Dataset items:
============

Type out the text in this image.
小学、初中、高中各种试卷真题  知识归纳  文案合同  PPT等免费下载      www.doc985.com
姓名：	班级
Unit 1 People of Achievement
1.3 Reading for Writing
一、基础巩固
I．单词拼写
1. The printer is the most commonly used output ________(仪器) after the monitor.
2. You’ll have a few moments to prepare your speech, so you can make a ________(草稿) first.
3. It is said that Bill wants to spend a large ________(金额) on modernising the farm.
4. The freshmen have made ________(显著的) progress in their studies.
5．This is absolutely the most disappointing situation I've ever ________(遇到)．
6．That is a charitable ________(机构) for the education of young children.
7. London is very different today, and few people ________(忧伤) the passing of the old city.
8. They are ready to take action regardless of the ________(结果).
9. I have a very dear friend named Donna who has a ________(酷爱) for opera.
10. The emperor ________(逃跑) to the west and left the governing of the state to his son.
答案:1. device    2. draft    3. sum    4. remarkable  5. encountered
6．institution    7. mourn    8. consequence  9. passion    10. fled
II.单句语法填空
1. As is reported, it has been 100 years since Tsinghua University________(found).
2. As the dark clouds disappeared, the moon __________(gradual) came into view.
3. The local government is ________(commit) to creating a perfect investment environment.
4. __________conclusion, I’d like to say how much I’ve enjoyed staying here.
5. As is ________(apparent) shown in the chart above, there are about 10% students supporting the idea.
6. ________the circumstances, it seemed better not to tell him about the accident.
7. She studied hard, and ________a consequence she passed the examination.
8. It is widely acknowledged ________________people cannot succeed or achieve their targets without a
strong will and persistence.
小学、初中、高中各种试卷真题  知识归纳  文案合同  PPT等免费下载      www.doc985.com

============

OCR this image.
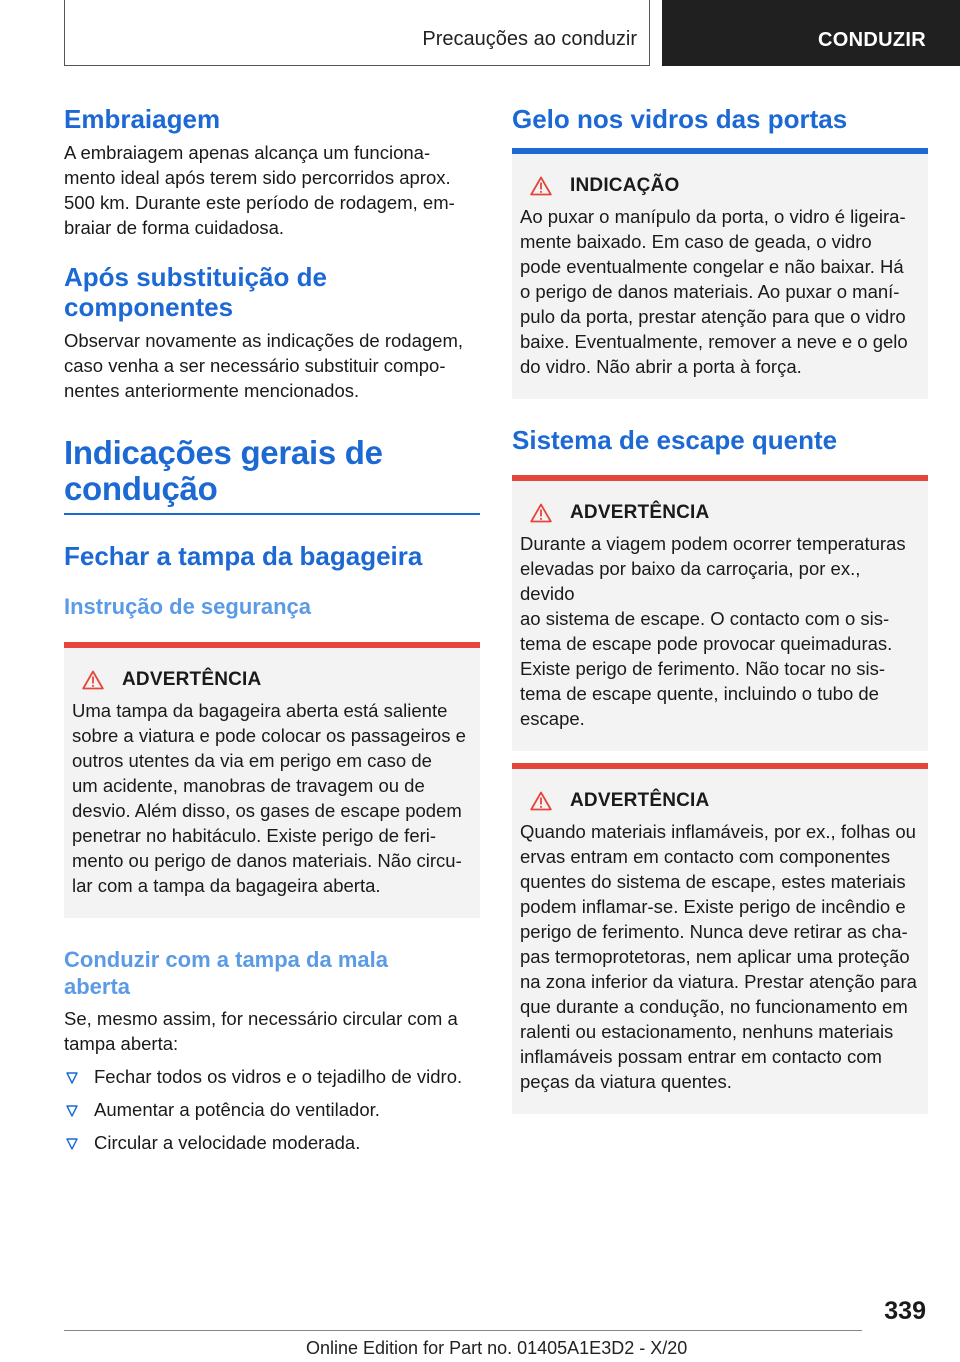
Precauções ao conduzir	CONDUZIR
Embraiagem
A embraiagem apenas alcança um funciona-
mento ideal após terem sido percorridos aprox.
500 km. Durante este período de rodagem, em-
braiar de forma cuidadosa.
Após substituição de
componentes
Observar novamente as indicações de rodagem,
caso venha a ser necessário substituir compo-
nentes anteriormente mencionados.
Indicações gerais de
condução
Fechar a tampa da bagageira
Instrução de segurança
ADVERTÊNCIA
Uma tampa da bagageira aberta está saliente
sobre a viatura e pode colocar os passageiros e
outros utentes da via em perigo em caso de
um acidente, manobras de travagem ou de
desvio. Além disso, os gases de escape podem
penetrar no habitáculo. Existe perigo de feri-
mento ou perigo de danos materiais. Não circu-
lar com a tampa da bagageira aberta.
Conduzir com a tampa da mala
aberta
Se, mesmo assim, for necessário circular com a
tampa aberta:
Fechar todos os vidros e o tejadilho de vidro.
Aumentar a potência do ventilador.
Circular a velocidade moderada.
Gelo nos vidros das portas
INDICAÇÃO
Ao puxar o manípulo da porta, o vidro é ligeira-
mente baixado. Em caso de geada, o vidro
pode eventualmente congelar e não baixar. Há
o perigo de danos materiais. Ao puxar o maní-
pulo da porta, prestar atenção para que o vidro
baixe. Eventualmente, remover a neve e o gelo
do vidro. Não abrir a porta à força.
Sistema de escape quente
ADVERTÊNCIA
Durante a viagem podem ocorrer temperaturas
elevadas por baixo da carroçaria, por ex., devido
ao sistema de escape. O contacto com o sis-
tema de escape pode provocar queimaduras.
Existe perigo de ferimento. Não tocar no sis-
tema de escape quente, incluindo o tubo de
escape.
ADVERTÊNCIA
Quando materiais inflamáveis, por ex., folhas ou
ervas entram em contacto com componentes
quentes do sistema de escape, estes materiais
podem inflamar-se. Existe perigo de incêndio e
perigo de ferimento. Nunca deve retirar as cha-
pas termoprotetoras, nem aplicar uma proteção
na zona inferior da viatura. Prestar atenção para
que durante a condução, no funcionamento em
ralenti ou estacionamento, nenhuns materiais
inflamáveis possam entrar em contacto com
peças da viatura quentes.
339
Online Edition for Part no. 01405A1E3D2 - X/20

============

Select, from the listing, all lines that include the word "ferimento".

Existe perigo de ferimento. Não tocar no sis-
perigo de ferimento. Nunca deve retirar as cha-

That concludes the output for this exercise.